## Begin

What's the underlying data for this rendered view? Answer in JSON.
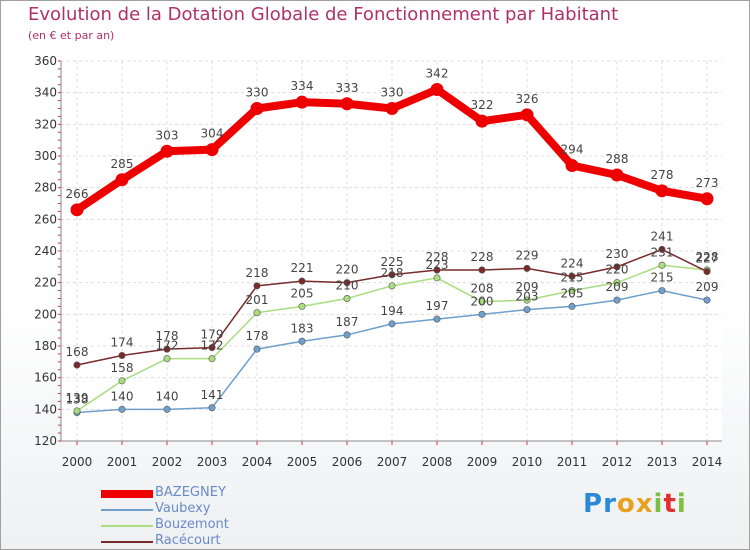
{
  "header": {
    "title": "Evolution de la Dotation Globale de Fonctionnement par Habitant",
    "subtitle": "(en € et par an)"
  },
  "chart_data": {
    "type": "line",
    "title": "Evolution de la Dotation Globale de Fonctionnement par Habitant",
    "subtitle": "(en € et par an)",
    "xlabel": "",
    "ylabel": "",
    "ylim": [
      120,
      360
    ],
    "yticks": [
      120,
      140,
      160,
      180,
      200,
      220,
      240,
      260,
      280,
      300,
      320,
      340,
      360
    ],
    "grid": true,
    "x": [
      "2000",
      "2001",
      "2002",
      "2003",
      "2004",
      "2005",
      "2006",
      "2007",
      "2008",
      "2009",
      "2010",
      "2011",
      "2012",
      "2013",
      "2014"
    ],
    "series": [
      {
        "name": "BAZEGNEY",
        "color": "#ee0000",
        "values": [
          266,
          285,
          303,
          304,
          330,
          334,
          333,
          330,
          342,
          322,
          326,
          294,
          288,
          278,
          273
        ]
      },
      {
        "name": "Vaubexy",
        "color": "#6f9fcc",
        "values": [
          138,
          140,
          140,
          141,
          178,
          183,
          187,
          194,
          197,
          200,
          203,
          205,
          209,
          215,
          209
        ]
      },
      {
        "name": "Bouzemont",
        "color": "#a9dd7f",
        "values": [
          139,
          158,
          172,
          172,
          201,
          205,
          210,
          218,
          223,
          208,
          209,
          215,
          220,
          231,
          228
        ]
      },
      {
        "name": "Racécourt",
        "color": "#7a2a2a",
        "values": [
          168,
          174,
          178,
          179,
          218,
          221,
          220,
          225,
          228,
          228,
          229,
          224,
          230,
          241,
          227
        ]
      }
    ]
  },
  "legend": {
    "items": [
      {
        "label": "BAZEGNEY",
        "color": "#ee0000"
      },
      {
        "label": "Vaubexy",
        "color": "#6f9fcc"
      },
      {
        "label": "Bouzemont",
        "color": "#a9dd7f"
      },
      {
        "label": "Racécourt",
        "color": "#7a2a2a"
      }
    ]
  },
  "logo": {
    "letters": [
      {
        "ch": "P",
        "color": "#2a8ad8"
      },
      {
        "ch": "r",
        "color": "#2a8ad8"
      },
      {
        "ch": "o",
        "color": "#e8a020"
      },
      {
        "ch": "x",
        "color": "#e8a020"
      },
      {
        "ch": "i",
        "color": "#7cc043"
      },
      {
        "ch": "t",
        "color": "#e03030"
      },
      {
        "ch": "i",
        "color": "#7cc043"
      }
    ]
  }
}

## End

§ **EXERCISE DESCRIPTION**
Restate the data above exactly, stripping out each image.

§ **REPLY TO THE EXERCISE**
What's the underlying data for this rendered view? Answer in JSON.
{
  "header": {
    "title": "Evolution de la Dotation Globale de Fonctionnement par Habitant",
    "subtitle": "(en € et par an)"
  },
  "chart_data": {
    "type": "line",
    "title": "Evolution de la Dotation Globale de Fonctionnement par Habitant",
    "subtitle": "(en € et par an)",
    "xlabel": "",
    "ylabel": "",
    "ylim": [
      120,
      360
    ],
    "yticks": [
      120,
      140,
      160,
      180,
      200,
      220,
      240,
      260,
      280,
      300,
      320,
      340,
      360
    ],
    "grid": true,
    "x": [
      "2000",
      "2001",
      "2002",
      "2003",
      "2004",
      "2005",
      "2006",
      "2007",
      "2008",
      "2009",
      "2010",
      "2011",
      "2012",
      "2013",
      "2014"
    ],
    "series": [
      {
        "name": "BAZEGNEY",
        "color": "#ee0000",
        "values": [
          266,
          285,
          303,
          304,
          330,
          334,
          333,
          330,
          342,
          322,
          326,
          294,
          288,
          278,
          273
        ]
      },
      {
        "name": "Vaubexy",
        "color": "#6f9fcc",
        "values": [
          138,
          140,
          140,
          141,
          178,
          183,
          187,
          194,
          197,
          200,
          203,
          205,
          209,
          215,
          209
        ]
      },
      {
        "name": "Bouzemont",
        "color": "#a9dd7f",
        "values": [
          139,
          158,
          172,
          172,
          201,
          205,
          210,
          218,
          223,
          208,
          209,
          215,
          220,
          231,
          228
        ]
      },
      {
        "name": "Racécourt",
        "color": "#7a2a2a",
        "values": [
          168,
          174,
          178,
          179,
          218,
          221,
          220,
          225,
          228,
          228,
          229,
          224,
          230,
          241,
          227
        ]
      }
    ]
  },
  "legend": {
    "items": [
      {
        "label": "BAZEGNEY",
        "color": "#ee0000"
      },
      {
        "label": "Vaubexy",
        "color": "#6f9fcc"
      },
      {
        "label": "Bouzemont",
        "color": "#a9dd7f"
      },
      {
        "label": "Racécourt",
        "color": "#7a2a2a"
      }
    ]
  },
  "logo": {
    "letters": [
      {
        "ch": "P",
        "color": "#2a8ad8"
      },
      {
        "ch": "r",
        "color": "#2a8ad8"
      },
      {
        "ch": "o",
        "color": "#e8a020"
      },
      {
        "ch": "x",
        "color": "#e8a020"
      },
      {
        "ch": "i",
        "color": "#7cc043"
      },
      {
        "ch": "t",
        "color": "#e03030"
      },
      {
        "ch": "i",
        "color": "#7cc043"
      }
    ]
  }
}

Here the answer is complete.